- PROBLEM TO WORK ON -
In the entries below, count each line holding the word "that". Answer with the total alone.

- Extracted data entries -
========================================

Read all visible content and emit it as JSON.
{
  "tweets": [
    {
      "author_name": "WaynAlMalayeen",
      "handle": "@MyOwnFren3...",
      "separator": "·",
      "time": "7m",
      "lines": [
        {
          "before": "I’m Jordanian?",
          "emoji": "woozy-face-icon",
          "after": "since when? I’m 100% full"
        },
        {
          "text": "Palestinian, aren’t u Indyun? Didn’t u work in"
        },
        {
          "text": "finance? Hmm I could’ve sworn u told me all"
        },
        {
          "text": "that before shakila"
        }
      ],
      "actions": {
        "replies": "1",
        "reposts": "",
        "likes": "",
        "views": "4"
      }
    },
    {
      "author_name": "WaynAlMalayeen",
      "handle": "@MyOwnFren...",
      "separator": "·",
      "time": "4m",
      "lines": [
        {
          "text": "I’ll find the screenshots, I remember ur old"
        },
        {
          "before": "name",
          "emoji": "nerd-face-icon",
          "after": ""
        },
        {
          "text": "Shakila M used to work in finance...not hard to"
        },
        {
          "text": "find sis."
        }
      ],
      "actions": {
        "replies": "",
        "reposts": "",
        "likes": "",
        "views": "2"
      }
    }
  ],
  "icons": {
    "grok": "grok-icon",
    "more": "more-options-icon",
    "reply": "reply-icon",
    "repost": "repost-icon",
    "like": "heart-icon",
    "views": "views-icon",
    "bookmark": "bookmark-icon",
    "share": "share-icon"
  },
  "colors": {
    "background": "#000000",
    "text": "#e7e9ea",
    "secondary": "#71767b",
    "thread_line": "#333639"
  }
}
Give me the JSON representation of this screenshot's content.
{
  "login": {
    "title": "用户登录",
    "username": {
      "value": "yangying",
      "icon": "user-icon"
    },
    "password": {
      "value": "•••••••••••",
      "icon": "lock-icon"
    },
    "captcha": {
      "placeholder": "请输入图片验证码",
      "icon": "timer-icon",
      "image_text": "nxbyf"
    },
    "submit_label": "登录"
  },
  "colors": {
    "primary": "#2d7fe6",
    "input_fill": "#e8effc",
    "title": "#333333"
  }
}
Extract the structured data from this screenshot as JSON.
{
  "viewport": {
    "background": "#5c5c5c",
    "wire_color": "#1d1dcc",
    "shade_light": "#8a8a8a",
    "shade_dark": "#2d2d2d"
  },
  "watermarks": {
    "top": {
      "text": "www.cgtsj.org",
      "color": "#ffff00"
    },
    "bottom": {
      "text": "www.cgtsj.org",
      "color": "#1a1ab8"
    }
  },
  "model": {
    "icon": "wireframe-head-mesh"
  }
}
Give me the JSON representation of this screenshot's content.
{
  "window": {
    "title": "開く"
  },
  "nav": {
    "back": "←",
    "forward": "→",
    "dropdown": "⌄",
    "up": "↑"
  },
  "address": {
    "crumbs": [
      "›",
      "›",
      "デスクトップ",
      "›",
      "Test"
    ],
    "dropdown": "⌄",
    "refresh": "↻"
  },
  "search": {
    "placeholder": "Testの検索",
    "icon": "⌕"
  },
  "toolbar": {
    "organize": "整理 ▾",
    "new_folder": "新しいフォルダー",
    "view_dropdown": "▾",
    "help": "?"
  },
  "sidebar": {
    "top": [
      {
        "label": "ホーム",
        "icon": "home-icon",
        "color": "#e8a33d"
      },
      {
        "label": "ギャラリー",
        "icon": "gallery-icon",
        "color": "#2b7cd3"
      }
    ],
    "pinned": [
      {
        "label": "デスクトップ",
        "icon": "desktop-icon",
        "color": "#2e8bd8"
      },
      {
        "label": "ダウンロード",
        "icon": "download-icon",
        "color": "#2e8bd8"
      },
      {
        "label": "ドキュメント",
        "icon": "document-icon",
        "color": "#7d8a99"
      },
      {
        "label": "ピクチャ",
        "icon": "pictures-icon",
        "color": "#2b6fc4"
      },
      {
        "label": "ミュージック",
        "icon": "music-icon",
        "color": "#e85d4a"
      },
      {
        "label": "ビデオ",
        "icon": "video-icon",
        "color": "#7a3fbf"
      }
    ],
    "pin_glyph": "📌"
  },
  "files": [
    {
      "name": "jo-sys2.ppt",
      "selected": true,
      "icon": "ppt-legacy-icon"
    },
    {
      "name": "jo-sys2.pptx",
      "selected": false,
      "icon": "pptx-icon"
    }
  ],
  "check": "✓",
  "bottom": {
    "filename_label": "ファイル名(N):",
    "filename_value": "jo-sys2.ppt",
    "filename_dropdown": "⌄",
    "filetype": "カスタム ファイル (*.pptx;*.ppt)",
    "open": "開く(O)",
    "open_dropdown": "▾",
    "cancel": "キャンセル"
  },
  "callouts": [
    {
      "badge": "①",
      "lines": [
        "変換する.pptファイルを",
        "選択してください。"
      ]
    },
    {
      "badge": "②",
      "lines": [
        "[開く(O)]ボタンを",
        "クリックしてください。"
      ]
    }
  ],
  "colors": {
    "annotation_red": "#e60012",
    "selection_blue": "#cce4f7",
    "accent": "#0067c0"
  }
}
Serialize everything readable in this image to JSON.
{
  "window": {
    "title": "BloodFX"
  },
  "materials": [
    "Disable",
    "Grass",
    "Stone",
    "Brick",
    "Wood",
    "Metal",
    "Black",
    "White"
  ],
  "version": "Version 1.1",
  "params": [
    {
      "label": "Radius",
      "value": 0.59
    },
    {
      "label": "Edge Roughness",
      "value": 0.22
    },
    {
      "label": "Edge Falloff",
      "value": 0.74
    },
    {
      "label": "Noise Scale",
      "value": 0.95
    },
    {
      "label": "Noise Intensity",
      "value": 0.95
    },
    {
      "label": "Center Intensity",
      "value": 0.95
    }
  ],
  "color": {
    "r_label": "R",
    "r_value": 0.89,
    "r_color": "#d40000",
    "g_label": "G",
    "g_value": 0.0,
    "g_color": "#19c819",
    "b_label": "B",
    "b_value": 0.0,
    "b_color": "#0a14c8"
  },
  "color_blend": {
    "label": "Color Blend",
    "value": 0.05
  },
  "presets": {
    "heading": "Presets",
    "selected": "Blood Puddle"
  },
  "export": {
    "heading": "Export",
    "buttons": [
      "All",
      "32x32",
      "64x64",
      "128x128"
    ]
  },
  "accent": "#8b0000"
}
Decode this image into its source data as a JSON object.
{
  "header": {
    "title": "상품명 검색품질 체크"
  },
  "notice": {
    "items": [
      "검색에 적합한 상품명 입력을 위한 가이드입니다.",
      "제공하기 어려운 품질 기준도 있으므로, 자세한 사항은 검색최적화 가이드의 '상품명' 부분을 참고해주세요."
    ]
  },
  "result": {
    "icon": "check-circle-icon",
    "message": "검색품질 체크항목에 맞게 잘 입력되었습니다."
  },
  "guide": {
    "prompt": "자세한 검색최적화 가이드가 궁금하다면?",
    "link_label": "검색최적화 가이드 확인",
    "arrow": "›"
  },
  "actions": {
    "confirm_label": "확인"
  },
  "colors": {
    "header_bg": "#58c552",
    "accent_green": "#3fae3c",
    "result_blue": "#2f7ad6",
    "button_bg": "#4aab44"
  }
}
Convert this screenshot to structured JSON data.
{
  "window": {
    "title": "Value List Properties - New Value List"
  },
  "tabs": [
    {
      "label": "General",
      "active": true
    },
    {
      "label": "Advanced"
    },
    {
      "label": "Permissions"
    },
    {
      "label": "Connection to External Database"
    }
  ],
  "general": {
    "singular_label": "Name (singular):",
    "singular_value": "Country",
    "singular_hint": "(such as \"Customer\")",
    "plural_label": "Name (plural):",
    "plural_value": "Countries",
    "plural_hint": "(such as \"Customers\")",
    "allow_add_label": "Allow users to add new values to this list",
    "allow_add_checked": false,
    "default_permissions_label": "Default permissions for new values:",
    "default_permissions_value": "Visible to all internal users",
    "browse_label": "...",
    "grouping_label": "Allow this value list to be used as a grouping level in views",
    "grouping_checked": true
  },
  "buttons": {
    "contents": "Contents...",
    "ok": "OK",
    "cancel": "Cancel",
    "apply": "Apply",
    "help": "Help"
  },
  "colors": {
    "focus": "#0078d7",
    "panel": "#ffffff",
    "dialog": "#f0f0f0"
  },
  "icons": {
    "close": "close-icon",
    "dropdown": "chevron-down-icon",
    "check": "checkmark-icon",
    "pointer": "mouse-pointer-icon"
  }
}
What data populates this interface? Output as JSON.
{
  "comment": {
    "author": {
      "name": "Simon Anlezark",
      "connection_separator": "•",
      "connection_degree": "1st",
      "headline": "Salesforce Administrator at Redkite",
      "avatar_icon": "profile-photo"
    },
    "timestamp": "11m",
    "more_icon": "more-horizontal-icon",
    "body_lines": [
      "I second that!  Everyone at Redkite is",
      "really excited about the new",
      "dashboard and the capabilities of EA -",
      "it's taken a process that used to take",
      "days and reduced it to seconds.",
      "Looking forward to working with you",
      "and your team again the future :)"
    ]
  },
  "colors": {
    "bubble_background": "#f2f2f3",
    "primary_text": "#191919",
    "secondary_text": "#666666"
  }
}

========================================

- SOLVED PROBLEM -
3